Records from a collection

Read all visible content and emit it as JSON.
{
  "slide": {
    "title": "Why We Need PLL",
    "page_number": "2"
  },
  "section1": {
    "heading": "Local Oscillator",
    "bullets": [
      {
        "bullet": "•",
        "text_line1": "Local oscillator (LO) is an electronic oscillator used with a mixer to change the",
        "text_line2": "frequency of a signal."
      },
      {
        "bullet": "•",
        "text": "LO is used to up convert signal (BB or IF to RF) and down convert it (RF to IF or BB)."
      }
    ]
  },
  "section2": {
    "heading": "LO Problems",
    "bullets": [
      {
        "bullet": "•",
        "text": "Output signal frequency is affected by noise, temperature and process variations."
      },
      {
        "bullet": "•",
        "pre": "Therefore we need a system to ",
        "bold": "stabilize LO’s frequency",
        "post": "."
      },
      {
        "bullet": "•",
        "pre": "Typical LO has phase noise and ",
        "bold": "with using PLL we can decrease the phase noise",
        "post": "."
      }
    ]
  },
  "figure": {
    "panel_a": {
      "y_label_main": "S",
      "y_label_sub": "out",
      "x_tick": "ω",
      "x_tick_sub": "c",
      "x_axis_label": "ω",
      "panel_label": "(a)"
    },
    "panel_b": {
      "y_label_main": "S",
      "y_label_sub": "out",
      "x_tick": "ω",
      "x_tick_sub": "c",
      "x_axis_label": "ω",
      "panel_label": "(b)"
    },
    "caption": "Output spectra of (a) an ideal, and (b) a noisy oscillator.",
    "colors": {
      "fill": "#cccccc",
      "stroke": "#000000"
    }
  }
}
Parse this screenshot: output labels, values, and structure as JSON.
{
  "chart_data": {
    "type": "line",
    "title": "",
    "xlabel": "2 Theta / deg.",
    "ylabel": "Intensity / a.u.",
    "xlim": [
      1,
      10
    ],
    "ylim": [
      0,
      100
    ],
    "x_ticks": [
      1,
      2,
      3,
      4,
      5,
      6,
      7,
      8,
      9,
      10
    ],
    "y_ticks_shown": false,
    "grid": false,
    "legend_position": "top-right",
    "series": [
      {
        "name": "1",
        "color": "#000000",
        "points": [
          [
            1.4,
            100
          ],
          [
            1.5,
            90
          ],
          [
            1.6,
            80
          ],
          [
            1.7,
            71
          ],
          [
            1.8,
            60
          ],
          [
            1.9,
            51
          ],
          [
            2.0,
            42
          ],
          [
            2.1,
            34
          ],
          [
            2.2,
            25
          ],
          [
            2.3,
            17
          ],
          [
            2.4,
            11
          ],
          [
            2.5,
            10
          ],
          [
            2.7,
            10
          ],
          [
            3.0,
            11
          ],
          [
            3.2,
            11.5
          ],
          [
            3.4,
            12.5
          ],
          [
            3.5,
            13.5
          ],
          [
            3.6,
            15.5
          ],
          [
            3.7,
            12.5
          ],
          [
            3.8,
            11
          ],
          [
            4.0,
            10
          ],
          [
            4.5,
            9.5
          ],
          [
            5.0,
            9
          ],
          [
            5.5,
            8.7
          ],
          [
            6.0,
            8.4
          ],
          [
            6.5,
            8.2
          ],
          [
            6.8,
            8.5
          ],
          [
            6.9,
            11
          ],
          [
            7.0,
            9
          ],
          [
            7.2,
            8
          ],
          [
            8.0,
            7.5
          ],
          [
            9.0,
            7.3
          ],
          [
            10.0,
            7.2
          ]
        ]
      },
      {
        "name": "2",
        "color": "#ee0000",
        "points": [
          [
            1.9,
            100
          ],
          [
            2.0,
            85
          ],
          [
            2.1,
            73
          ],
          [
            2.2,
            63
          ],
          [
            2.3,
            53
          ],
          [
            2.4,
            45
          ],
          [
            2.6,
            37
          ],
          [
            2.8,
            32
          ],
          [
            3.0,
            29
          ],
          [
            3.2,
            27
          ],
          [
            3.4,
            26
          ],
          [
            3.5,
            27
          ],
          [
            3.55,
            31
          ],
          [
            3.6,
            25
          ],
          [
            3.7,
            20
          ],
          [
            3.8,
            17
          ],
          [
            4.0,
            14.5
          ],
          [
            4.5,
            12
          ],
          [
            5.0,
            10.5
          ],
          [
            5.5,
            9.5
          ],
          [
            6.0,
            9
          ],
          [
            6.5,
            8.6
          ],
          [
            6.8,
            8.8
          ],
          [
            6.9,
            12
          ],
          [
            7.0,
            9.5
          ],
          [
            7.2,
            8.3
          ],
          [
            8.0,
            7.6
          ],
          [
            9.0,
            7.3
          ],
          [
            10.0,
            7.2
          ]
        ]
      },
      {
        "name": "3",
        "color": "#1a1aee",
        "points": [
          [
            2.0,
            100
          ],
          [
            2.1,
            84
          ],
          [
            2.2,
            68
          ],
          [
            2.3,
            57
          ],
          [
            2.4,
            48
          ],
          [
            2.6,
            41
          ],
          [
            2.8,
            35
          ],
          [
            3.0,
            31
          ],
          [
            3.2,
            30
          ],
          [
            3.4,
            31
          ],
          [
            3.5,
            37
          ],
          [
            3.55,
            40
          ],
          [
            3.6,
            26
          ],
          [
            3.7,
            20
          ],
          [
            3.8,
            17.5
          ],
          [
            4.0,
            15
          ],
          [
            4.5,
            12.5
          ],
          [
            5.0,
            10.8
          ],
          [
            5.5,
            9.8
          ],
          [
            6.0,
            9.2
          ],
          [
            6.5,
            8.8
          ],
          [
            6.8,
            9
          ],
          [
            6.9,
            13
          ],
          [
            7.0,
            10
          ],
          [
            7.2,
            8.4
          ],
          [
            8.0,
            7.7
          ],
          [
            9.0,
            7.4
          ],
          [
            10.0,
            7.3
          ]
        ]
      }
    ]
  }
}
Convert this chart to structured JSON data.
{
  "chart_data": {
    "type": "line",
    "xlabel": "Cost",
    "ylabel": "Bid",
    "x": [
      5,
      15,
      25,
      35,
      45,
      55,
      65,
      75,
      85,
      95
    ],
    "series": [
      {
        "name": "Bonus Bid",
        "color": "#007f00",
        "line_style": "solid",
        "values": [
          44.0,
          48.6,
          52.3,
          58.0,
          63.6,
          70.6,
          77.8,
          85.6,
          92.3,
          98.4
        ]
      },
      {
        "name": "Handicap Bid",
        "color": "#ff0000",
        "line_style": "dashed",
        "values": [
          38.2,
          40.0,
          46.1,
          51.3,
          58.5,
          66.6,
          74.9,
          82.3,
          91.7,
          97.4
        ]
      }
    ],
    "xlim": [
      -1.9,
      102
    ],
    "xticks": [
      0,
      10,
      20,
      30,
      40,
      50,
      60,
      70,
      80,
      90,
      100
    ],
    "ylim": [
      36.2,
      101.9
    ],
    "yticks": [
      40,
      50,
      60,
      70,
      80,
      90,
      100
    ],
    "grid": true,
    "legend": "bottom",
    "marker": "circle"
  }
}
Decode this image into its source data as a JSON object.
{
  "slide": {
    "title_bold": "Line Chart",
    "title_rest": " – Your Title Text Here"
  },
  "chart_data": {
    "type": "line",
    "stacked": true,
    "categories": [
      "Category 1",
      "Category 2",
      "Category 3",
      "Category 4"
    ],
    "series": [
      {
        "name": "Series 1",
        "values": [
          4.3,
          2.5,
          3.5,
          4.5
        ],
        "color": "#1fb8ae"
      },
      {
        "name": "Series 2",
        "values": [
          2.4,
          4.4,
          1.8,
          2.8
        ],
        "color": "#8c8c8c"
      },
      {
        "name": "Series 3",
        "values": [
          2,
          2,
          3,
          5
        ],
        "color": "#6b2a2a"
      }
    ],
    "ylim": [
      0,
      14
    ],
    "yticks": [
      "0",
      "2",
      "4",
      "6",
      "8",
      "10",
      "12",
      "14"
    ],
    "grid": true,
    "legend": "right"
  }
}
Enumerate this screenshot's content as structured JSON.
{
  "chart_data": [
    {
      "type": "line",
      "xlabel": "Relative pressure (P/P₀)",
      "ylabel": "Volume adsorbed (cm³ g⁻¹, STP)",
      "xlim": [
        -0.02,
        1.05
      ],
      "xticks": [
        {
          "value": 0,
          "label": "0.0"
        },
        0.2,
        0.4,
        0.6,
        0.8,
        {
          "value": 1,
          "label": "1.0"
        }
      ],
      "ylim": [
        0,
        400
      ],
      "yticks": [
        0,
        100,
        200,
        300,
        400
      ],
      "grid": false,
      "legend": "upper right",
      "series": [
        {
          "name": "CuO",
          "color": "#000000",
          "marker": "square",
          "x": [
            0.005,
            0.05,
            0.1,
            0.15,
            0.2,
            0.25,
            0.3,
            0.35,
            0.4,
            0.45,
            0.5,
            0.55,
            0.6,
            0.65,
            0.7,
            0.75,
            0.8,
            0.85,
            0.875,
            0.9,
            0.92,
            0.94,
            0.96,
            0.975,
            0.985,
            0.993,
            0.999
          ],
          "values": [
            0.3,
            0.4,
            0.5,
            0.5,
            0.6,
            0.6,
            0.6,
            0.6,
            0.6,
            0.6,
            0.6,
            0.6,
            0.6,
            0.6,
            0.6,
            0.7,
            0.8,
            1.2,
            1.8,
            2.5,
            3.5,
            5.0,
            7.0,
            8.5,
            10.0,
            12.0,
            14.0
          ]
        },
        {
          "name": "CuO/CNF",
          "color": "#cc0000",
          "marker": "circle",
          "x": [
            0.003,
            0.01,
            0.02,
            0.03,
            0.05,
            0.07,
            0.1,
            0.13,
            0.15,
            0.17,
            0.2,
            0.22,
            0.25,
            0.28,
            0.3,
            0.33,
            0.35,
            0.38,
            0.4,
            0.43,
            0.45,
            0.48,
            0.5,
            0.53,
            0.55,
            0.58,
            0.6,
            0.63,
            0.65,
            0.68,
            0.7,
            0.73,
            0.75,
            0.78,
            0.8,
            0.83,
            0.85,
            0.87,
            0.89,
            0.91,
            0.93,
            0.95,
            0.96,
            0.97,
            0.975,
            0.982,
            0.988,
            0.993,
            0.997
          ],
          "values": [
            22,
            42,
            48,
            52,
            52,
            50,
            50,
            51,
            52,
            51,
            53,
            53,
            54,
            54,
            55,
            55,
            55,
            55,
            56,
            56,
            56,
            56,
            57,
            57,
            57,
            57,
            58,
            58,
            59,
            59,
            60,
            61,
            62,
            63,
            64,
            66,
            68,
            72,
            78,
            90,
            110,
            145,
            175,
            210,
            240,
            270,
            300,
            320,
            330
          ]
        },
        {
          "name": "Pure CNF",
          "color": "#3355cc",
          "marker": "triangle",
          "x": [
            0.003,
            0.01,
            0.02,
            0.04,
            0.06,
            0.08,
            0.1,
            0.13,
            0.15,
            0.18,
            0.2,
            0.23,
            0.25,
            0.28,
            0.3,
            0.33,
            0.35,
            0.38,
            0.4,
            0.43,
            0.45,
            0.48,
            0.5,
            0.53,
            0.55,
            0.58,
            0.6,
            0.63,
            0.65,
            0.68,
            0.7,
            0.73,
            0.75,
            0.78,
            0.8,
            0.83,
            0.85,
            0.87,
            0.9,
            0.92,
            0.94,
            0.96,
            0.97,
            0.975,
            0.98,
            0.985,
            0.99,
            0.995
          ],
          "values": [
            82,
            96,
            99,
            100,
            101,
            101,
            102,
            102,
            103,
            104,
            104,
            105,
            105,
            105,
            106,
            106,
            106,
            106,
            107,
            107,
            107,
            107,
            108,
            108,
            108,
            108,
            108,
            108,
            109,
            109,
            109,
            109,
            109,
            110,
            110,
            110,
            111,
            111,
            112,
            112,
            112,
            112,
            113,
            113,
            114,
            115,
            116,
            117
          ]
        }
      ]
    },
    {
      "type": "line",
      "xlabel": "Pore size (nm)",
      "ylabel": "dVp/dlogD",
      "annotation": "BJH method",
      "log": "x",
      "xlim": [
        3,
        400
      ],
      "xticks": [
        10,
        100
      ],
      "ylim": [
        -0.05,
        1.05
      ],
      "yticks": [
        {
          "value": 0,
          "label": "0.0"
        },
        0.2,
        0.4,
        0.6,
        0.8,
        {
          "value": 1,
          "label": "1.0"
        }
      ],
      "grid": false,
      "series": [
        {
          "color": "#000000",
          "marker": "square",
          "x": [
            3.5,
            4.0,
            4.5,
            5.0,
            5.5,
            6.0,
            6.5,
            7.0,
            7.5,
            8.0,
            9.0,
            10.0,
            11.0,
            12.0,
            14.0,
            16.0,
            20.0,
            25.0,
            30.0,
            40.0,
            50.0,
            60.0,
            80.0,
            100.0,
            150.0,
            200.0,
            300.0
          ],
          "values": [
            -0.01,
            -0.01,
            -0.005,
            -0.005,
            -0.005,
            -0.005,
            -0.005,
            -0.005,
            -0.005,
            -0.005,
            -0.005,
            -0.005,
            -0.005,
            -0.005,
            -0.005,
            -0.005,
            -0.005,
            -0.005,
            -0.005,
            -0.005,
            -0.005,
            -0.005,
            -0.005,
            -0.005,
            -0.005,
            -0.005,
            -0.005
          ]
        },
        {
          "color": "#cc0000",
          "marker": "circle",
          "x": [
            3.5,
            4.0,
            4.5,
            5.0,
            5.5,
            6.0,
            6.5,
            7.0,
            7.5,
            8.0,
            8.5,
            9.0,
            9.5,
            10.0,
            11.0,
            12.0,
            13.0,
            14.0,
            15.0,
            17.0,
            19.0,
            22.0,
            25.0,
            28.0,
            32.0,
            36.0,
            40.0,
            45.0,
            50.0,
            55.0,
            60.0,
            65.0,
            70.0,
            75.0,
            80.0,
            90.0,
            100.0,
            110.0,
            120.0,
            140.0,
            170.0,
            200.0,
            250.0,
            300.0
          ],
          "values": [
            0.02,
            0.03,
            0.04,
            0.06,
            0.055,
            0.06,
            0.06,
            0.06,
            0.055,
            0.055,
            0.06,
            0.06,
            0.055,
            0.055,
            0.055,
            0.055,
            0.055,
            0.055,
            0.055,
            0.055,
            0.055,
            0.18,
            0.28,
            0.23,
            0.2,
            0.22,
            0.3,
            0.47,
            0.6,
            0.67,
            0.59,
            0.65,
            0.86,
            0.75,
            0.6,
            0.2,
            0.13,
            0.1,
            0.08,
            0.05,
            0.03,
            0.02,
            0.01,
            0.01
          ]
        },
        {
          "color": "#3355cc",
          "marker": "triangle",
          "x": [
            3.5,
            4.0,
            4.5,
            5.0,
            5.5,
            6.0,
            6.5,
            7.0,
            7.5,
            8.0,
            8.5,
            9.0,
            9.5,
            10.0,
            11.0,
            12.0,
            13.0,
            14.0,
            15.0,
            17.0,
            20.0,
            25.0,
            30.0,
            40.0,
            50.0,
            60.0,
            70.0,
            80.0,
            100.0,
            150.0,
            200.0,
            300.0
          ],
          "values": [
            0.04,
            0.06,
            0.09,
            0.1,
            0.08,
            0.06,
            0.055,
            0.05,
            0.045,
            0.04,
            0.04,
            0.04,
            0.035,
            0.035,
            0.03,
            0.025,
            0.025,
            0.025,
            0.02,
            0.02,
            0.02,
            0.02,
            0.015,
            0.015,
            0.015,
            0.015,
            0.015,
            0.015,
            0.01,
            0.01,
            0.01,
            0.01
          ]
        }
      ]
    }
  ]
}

What you need to do ->
Provide only the number of lines in the entries that hold the word "noise".

Response for this exercise ->
3